• _Your objective_
Search the data for the word "依据附图" and copy every line where it occurs.

• _Records shown_
____

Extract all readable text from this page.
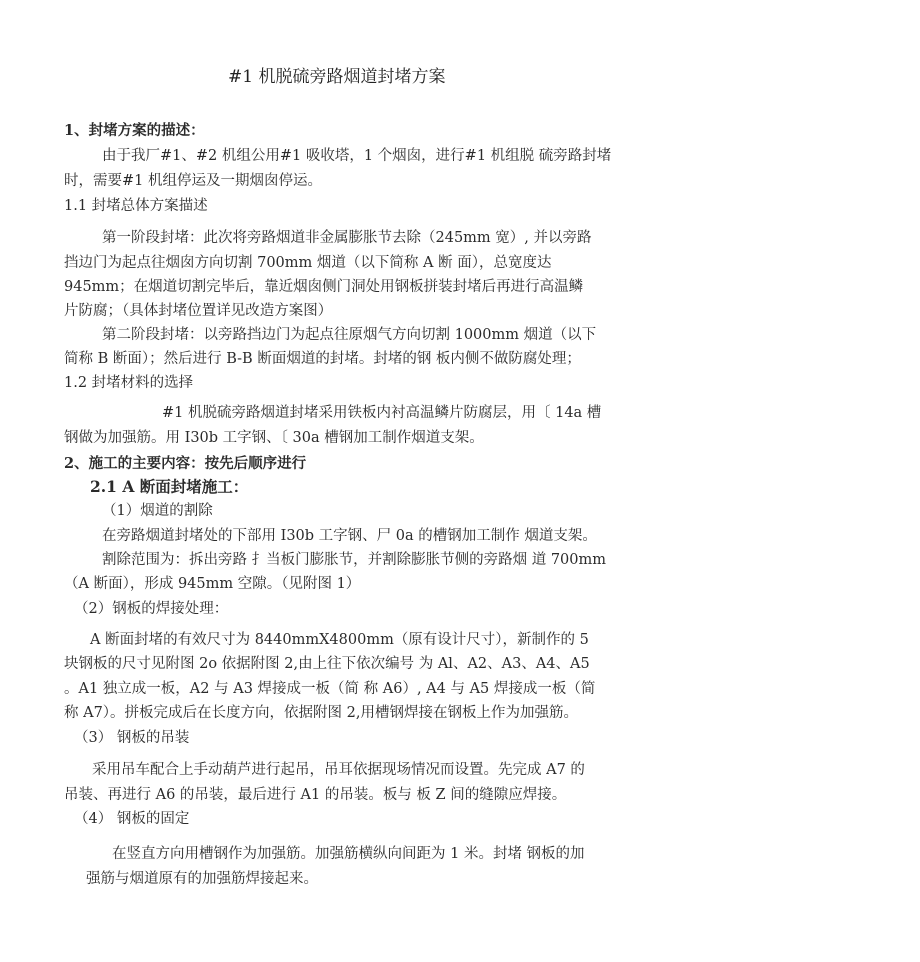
#1 机脱硫旁路烟道封堵方案
1、封堵方案的描述：
由于我厂#1、#2 机组公用#1 吸收塔，1 个烟囱，进行#1 机组脱 硫旁路封堵
时，需要#1 机组停运及一期烟囱停运。
1.1 封堵总体方案描述
第一阶段封堵：此次将旁路烟道非金属膨胀节去除（245mm 宽）, 并以旁路
挡边门为起点往烟囱方向切割 700mm 烟道（以下简称 A 断 面），总宽度达
945mm；在烟道切割完毕后，靠近烟囱侧门洞处用钢板拼装封堵后再进行高温鳞
片防腐；（具体封堵位置详见改造方案图）
第二阶段封堵：以旁路挡边门为起点往原烟气方向切割 1000mm 烟道（以下
简称 B 断面）；然后进行 B-B 断面烟道的封堵。封堵的钢 板内侧不做防腐处理；
1.2 封堵材料的选择
#1 机脱硫旁路烟道封堵采用铁板内衬高温鳞片防腐层，用〔 14a 槽
钢做为加强筋。用 I30b 工字钢、〔 30a 槽钢加工制作烟道支架。
2、施工的主要内容：按先后顺序进行
2.1 A 断面封堵施工：
（1）烟道的割除
在旁路烟道封堵处的下部用 I30b 工字钢、尸 0a 的槽钢加工制作 烟道支架。
割除范围为：拆出旁路 扌当板门膨胀节，并割除膨胀节侧的旁路烟 道 700mm
（A 断面），形成 945mm 空隙。（见附图 1）
（2）钢板的焊接处理：
A 断面封堵的有效尺寸为 8440mmX4800mm（原有设计尺寸），新制作的 5
块钢板的尺寸见附图 2o 依据附图 2,由上往下依次编号 为 Al、A2、A3、A4、A5
。A1 独立成一板，A2 与 A3 焊接成一板（简 称 A6）, A4 与 A5 焊接成一板（简
称 A7）。拼板完成后在长度方向，依据附图 2,用槽钢焊接在钢板上作为加强筋。
（3） 钢板的吊装
采用吊车配合上手动葫芦进行起吊，吊耳依据现场情况而设置。先完成 A7 的
吊装、再进行 A6 的吊装，最后进行 A1 的吊装。板与 板 Z 间的缝隙应焊接。
（4） 钢板的固定
在竖直方向用槽钢作为加强筋。加强筋横纵向间距为 1 米。封堵 钢板的加
强筋与烟道原有的加强筋焊接起来。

____

• _Result of this task_
块钢板的尺寸见附图 2o 依据附图 2,由上往下依次编号 为 Al、A2、A3、A4、A5
称 A7）。拼板完成后在长度方向，依据附图 2,用槽钢焊接在钢板上作为加强筋。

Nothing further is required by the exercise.